> **Prompt**
Output all the data exactly. Pictures do not belong in the copy.
# START OF Record list
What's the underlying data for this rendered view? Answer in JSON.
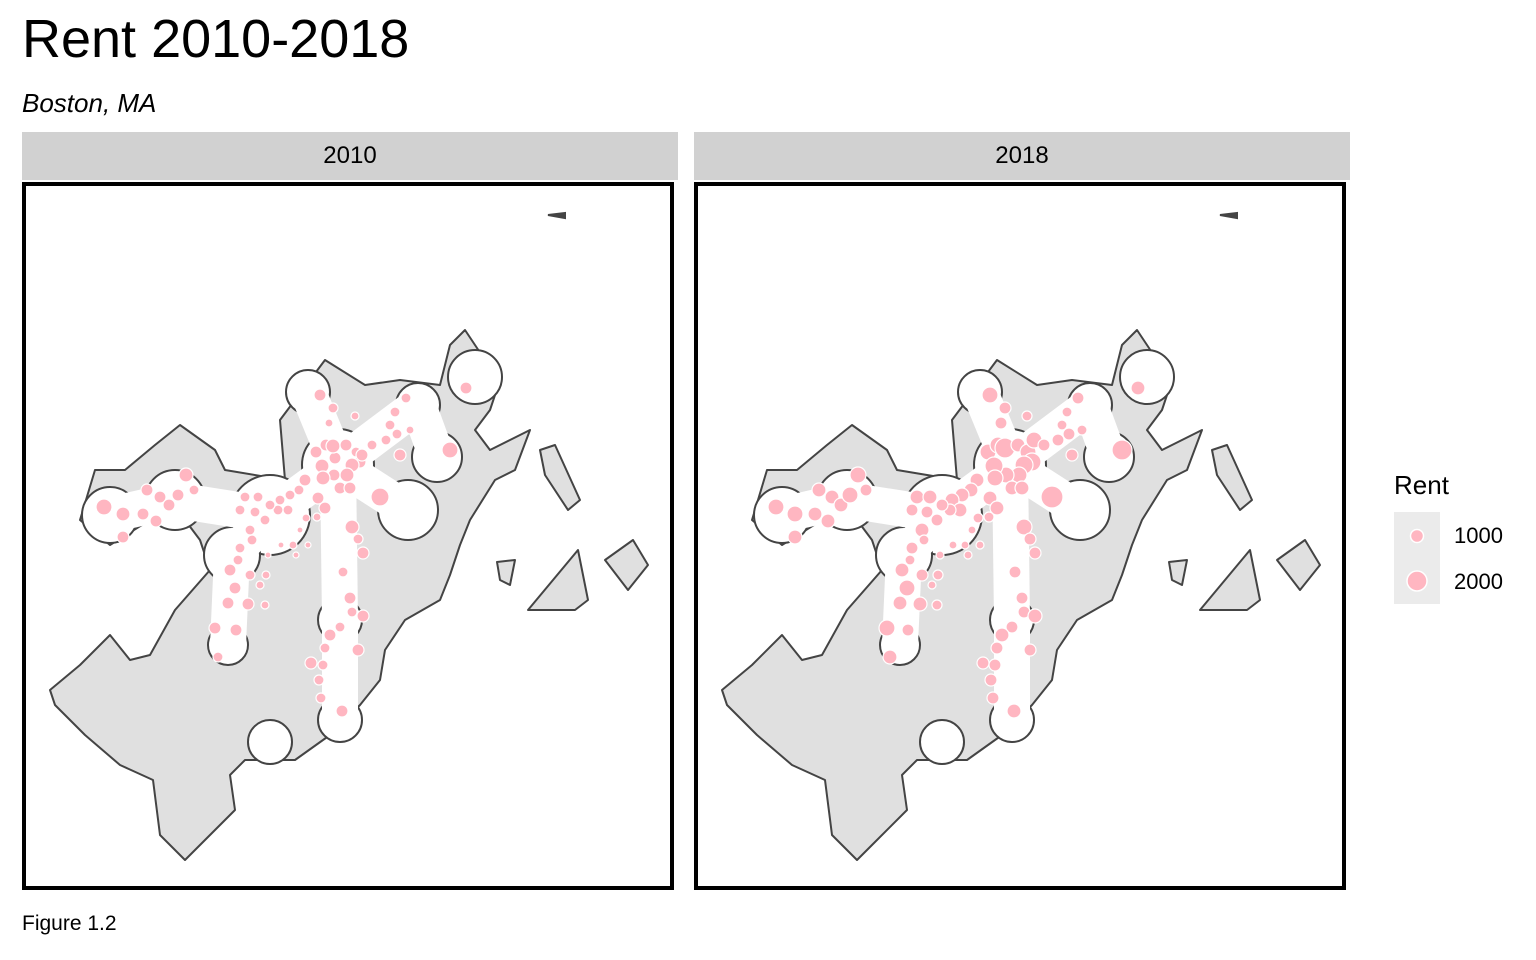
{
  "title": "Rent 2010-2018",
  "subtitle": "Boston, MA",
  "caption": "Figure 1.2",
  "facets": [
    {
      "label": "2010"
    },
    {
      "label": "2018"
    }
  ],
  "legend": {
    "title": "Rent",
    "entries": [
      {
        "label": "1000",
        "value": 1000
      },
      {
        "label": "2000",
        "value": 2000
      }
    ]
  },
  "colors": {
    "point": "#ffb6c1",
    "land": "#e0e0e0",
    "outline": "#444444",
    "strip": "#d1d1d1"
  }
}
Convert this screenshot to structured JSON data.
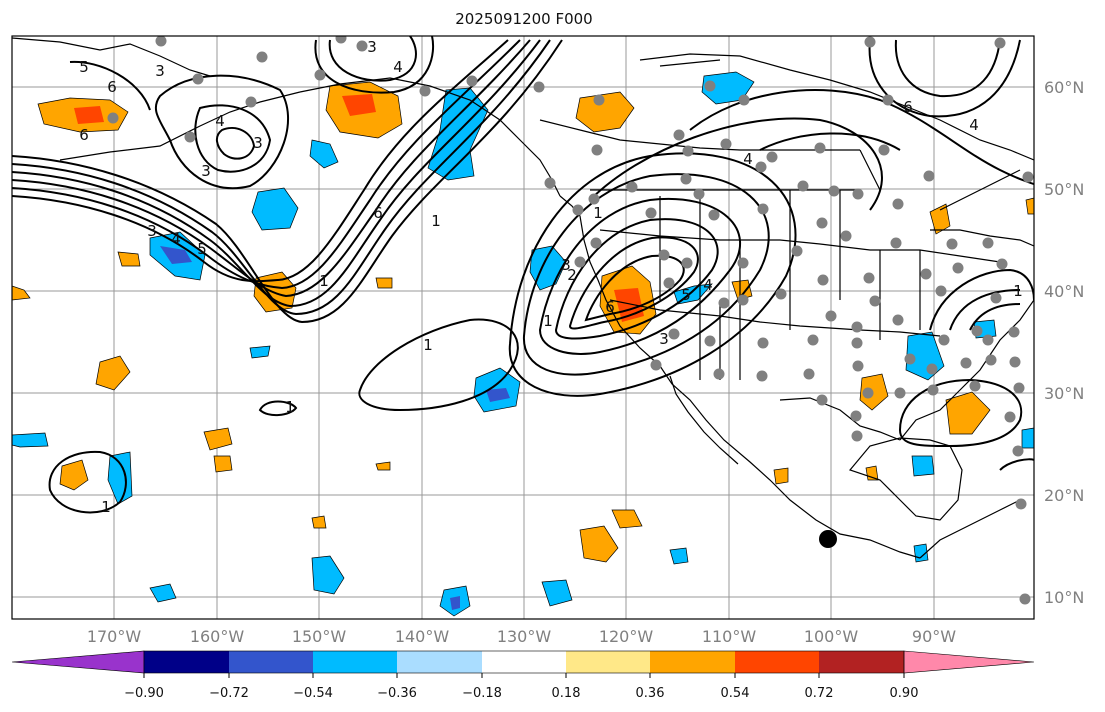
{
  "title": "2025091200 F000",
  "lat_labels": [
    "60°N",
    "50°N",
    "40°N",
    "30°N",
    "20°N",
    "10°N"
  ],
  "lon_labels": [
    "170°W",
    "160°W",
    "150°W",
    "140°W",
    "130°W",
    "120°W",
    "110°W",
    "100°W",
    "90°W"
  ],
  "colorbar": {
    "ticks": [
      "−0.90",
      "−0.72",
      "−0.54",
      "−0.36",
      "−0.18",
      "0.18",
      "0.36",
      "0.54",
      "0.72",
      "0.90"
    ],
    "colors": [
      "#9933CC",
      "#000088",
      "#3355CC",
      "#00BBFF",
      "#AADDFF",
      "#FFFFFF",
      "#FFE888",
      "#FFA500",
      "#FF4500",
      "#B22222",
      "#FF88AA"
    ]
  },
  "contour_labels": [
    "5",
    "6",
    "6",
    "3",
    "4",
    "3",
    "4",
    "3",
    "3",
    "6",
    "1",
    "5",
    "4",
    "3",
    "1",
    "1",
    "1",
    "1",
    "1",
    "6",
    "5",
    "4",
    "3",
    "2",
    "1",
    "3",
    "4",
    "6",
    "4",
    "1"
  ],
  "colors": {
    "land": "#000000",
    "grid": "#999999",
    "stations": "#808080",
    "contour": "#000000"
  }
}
# END OF Record list
> **Final answer**
What's the underlying data for this rendered view? Answer in JSON.
{
  "title": "Rent 2010-2018",
  "subtitle": "Boston, MA",
  "caption": "Figure 1.2",
  "facets": [
    {
      "label": "2010"
    },
    {
      "label": "2018"
    }
  ],
  "legend": {
    "title": "Rent",
    "entries": [
      {
        "label": "1000",
        "value": 1000
      },
      {
        "label": "2000",
        "value": 2000
      }
    ]
  },
  "colors": {
    "point": "#ffb6c1",
    "land": "#e0e0e0",
    "outline": "#444444",
    "strip": "#d1d1d1"
  }
}
Convert this screenshot to structured JSON data.
{
  "title": "2025091200 F000",
  "lat_labels": [
    "60°N",
    "50°N",
    "40°N",
    "30°N",
    "20°N",
    "10°N"
  ],
  "lon_labels": [
    "170°W",
    "160°W",
    "150°W",
    "140°W",
    "130°W",
    "120°W",
    "110°W",
    "100°W",
    "90°W"
  ],
  "colorbar": {
    "ticks": [
      "−0.90",
      "−0.72",
      "−0.54",
      "−0.36",
      "−0.18",
      "0.18",
      "0.36",
      "0.54",
      "0.72",
      "0.90"
    ],
    "colors": [
      "#9933CC",
      "#000088",
      "#3355CC",
      "#00BBFF",
      "#AADDFF",
      "#FFFFFF",
      "#FFE888",
      "#FFA500",
      "#FF4500",
      "#B22222",
      "#FF88AA"
    ]
  },
  "contour_labels": [
    "5",
    "6",
    "6",
    "3",
    "4",
    "3",
    "4",
    "3",
    "3",
    "6",
    "1",
    "5",
    "4",
    "3",
    "1",
    "1",
    "1",
    "1",
    "1",
    "6",
    "5",
    "4",
    "3",
    "2",
    "1",
    "3",
    "4",
    "6",
    "4",
    "1"
  ],
  "colors": {
    "land": "#000000",
    "grid": "#999999",
    "stations": "#808080",
    "contour": "#000000"
  }
}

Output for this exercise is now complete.